Records from a collection:
== == ==

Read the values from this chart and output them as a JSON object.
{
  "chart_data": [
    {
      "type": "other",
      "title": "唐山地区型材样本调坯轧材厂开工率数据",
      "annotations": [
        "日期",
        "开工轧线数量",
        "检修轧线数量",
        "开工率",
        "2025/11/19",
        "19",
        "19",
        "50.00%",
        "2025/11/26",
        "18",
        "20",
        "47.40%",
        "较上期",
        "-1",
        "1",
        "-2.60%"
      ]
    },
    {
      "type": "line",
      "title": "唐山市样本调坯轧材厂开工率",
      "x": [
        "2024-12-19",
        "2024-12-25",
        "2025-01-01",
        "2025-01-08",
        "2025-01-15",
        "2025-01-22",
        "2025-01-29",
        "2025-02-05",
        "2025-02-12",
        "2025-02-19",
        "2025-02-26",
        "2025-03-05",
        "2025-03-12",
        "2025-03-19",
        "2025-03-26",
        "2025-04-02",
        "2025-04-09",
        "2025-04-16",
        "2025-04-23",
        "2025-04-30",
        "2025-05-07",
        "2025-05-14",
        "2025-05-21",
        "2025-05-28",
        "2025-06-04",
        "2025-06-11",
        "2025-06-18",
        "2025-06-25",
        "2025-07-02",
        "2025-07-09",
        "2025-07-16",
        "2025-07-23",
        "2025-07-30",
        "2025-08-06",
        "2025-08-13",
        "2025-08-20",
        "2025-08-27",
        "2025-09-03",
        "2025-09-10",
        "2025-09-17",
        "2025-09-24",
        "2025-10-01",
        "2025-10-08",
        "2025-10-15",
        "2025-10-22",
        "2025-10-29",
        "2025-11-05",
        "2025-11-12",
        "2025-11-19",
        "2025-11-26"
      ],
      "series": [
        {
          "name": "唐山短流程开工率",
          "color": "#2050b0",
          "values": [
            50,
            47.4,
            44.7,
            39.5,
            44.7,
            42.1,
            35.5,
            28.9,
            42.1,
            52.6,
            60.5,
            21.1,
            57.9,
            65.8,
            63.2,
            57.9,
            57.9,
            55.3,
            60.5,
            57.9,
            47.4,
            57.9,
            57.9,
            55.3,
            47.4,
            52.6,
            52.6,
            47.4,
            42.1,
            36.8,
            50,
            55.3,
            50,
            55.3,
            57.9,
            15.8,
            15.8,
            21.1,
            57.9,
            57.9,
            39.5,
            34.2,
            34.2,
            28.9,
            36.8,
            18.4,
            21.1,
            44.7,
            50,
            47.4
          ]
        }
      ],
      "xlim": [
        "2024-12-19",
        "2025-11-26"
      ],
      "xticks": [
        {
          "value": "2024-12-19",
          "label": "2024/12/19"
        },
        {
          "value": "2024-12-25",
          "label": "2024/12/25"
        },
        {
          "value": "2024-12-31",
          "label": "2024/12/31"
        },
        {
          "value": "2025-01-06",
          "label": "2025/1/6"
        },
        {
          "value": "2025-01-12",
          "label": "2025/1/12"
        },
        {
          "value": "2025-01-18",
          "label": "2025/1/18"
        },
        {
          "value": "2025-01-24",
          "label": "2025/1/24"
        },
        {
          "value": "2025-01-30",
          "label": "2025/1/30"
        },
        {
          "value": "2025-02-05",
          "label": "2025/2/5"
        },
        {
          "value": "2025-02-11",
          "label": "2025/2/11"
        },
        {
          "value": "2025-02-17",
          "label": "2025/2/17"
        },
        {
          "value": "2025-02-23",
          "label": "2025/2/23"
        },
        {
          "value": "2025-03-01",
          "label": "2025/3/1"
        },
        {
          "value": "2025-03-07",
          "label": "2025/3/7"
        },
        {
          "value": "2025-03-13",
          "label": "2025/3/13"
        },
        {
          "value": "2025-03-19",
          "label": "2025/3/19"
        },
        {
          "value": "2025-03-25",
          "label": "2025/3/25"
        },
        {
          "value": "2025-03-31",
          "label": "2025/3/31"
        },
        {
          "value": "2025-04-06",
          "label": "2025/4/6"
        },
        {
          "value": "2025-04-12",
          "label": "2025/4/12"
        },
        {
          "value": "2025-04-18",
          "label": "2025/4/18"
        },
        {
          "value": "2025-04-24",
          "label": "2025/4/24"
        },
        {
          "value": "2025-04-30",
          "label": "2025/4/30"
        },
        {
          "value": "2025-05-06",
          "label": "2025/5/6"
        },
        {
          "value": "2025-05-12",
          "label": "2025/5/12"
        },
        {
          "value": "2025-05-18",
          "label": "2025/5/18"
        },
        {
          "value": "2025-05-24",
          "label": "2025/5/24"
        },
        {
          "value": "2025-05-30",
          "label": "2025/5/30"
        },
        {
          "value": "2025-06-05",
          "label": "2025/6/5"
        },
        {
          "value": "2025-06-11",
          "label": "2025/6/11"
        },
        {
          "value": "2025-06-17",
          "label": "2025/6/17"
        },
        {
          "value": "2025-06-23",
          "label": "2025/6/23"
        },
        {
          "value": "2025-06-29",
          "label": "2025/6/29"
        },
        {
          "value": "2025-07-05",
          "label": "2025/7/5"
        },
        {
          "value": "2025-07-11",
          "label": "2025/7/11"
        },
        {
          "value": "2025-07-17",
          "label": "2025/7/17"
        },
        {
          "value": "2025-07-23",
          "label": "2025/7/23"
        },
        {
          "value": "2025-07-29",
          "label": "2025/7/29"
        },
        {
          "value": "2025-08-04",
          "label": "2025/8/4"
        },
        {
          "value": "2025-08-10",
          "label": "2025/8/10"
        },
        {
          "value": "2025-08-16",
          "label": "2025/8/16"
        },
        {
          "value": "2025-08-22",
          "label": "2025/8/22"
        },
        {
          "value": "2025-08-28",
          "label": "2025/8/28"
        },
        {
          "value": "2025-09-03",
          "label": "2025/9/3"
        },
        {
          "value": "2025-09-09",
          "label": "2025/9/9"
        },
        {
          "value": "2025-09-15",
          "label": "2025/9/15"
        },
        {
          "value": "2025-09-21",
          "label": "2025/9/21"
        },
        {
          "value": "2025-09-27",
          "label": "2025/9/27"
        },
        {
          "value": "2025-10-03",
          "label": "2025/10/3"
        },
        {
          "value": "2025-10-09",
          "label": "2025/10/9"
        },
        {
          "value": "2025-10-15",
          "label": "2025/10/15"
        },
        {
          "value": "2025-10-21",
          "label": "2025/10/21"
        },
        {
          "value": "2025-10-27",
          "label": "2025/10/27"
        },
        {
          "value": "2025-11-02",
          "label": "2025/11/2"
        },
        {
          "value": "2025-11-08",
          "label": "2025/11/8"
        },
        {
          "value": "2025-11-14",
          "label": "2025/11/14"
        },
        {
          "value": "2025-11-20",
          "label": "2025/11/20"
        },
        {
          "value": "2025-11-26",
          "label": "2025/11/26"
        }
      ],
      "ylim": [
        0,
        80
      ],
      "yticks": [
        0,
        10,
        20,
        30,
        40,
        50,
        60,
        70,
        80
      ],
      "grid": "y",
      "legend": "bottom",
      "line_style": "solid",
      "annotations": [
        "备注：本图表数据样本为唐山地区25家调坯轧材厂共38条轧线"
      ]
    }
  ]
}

== == ==

DIRECTION: Output all of the data above without any alteration.

RESULT FOR THIS EXERCISE:
Read the values from this chart and output them as a JSON object.
{
  "chart_data": [
    {
      "type": "other",
      "title": "唐山地区型材样本调坯轧材厂开工率数据",
      "annotations": [
        "日期",
        "开工轧线数量",
        "检修轧线数量",
        "开工率",
        "2025/11/19",
        "19",
        "19",
        "50.00%",
        "2025/11/26",
        "18",
        "20",
        "47.40%",
        "较上期",
        "-1",
        "1",
        "-2.60%"
      ]
    },
    {
      "type": "line",
      "title": "唐山市样本调坯轧材厂开工率",
      "x": [
        "2024-12-19",
        "2024-12-25",
        "2025-01-01",
        "2025-01-08",
        "2025-01-15",
        "2025-01-22",
        "2025-01-29",
        "2025-02-05",
        "2025-02-12",
        "2025-02-19",
        "2025-02-26",
        "2025-03-05",
        "2025-03-12",
        "2025-03-19",
        "2025-03-26",
        "2025-04-02",
        "2025-04-09",
        "2025-04-16",
        "2025-04-23",
        "2025-04-30",
        "2025-05-07",
        "2025-05-14",
        "2025-05-21",
        "2025-05-28",
        "2025-06-04",
        "2025-06-11",
        "2025-06-18",
        "2025-06-25",
        "2025-07-02",
        "2025-07-09",
        "2025-07-16",
        "2025-07-23",
        "2025-07-30",
        "2025-08-06",
        "2025-08-13",
        "2025-08-20",
        "2025-08-27",
        "2025-09-03",
        "2025-09-10",
        "2025-09-17",
        "2025-09-24",
        "2025-10-01",
        "2025-10-08",
        "2025-10-15",
        "2025-10-22",
        "2025-10-29",
        "2025-11-05",
        "2025-11-12",
        "2025-11-19",
        "2025-11-26"
      ],
      "series": [
        {
          "name": "唐山短流程开工率",
          "color": "#2050b0",
          "values": [
            50,
            47.4,
            44.7,
            39.5,
            44.7,
            42.1,
            35.5,
            28.9,
            42.1,
            52.6,
            60.5,
            21.1,
            57.9,
            65.8,
            63.2,
            57.9,
            57.9,
            55.3,
            60.5,
            57.9,
            47.4,
            57.9,
            57.9,
            55.3,
            47.4,
            52.6,
            52.6,
            47.4,
            42.1,
            36.8,
            50,
            55.3,
            50,
            55.3,
            57.9,
            15.8,
            15.8,
            21.1,
            57.9,
            57.9,
            39.5,
            34.2,
            34.2,
            28.9,
            36.8,
            18.4,
            21.1,
            44.7,
            50,
            47.4
          ]
        }
      ],
      "xlim": [
        "2024-12-19",
        "2025-11-26"
      ],
      "xticks": [
        {
          "value": "2024-12-19",
          "label": "2024/12/19"
        },
        {
          "value": "2024-12-25",
          "label": "2024/12/25"
        },
        {
          "value": "2024-12-31",
          "label": "2024/12/31"
        },
        {
          "value": "2025-01-06",
          "label": "2025/1/6"
        },
        {
          "value": "2025-01-12",
          "label": "2025/1/12"
        },
        {
          "value": "2025-01-18",
          "label": "2025/1/18"
        },
        {
          "value": "2025-01-24",
          "label": "2025/1/24"
        },
        {
          "value": "2025-01-30",
          "label": "2025/1/30"
        },
        {
          "value": "2025-02-05",
          "label": "2025/2/5"
        },
        {
          "value": "2025-02-11",
          "label": "2025/2/11"
        },
        {
          "value": "2025-02-17",
          "label": "2025/2/17"
        },
        {
          "value": "2025-02-23",
          "label": "2025/2/23"
        },
        {
          "value": "2025-03-01",
          "label": "2025/3/1"
        },
        {
          "value": "2025-03-07",
          "label": "2025/3/7"
        },
        {
          "value": "2025-03-13",
          "label": "2025/3/13"
        },
        {
          "value": "2025-03-19",
          "label": "2025/3/19"
        },
        {
          "value": "2025-03-25",
          "label": "2025/3/25"
        },
        {
          "value": "2025-03-31",
          "label": "2025/3/31"
        },
        {
          "value": "2025-04-06",
          "label": "2025/4/6"
        },
        {
          "value": "2025-04-12",
          "label": "2025/4/12"
        },
        {
          "value": "2025-04-18",
          "label": "2025/4/18"
        },
        {
          "value": "2025-04-24",
          "label": "2025/4/24"
        },
        {
          "value": "2025-04-30",
          "label": "2025/4/30"
        },
        {
          "value": "2025-05-06",
          "label": "2025/5/6"
        },
        {
          "value": "2025-05-12",
          "label": "2025/5/12"
        },
        {
          "value": "2025-05-18",
          "label": "2025/5/18"
        },
        {
          "value": "2025-05-24",
          "label": "2025/5/24"
        },
        {
          "value": "2025-05-30",
          "label": "2025/5/30"
        },
        {
          "value": "2025-06-05",
          "label": "2025/6/5"
        },
        {
          "value": "2025-06-11",
          "label": "2025/6/11"
        },
        {
          "value": "2025-06-17",
          "label": "2025/6/17"
        },
        {
          "value": "2025-06-23",
          "label": "2025/6/23"
        },
        {
          "value": "2025-06-29",
          "label": "2025/6/29"
        },
        {
          "value": "2025-07-05",
          "label": "2025/7/5"
        },
        {
          "value": "2025-07-11",
          "label": "2025/7/11"
        },
        {
          "value": "2025-07-17",
          "label": "2025/7/17"
        },
        {
          "value": "2025-07-23",
          "label": "2025/7/23"
        },
        {
          "value": "2025-07-29",
          "label": "2025/7/29"
        },
        {
          "value": "2025-08-04",
          "label": "2025/8/4"
        },
        {
          "value": "2025-08-10",
          "label": "2025/8/10"
        },
        {
          "value": "2025-08-16",
          "label": "2025/8/16"
        },
        {
          "value": "2025-08-22",
          "label": "2025/8/22"
        },
        {
          "value": "2025-08-28",
          "label": "2025/8/28"
        },
        {
          "value": "2025-09-03",
          "label": "2025/9/3"
        },
        {
          "value": "2025-09-09",
          "label": "2025/9/9"
        },
        {
          "value": "2025-09-15",
          "label": "2025/9/15"
        },
        {
          "value": "2025-09-21",
          "label": "2025/9/21"
        },
        {
          "value": "2025-09-27",
          "label": "2025/9/27"
        },
        {
          "value": "2025-10-03",
          "label": "2025/10/3"
        },
        {
          "value": "2025-10-09",
          "label": "2025/10/9"
        },
        {
          "value": "2025-10-15",
          "label": "2025/10/15"
        },
        {
          "value": "2025-10-21",
          "label": "2025/10/21"
        },
        {
          "value": "2025-10-27",
          "label": "2025/10/27"
        },
        {
          "value": "2025-11-02",
          "label": "2025/11/2"
        },
        {
          "value": "2025-11-08",
          "label": "2025/11/8"
        },
        {
          "value": "2025-11-14",
          "label": "2025/11/14"
        },
        {
          "value": "2025-11-20",
          "label": "2025/11/20"
        },
        {
          "value": "2025-11-26",
          "label": "2025/11/26"
        }
      ],
      "ylim": [
        0,
        80
      ],
      "yticks": [
        0,
        10,
        20,
        30,
        40,
        50,
        60,
        70,
        80
      ],
      "grid": "y",
      "legend": "bottom",
      "line_style": "solid",
      "annotations": [
        "备注：本图表数据样本为唐山地区25家调坯轧材厂共38条轧线"
      ]
    }
  ]
}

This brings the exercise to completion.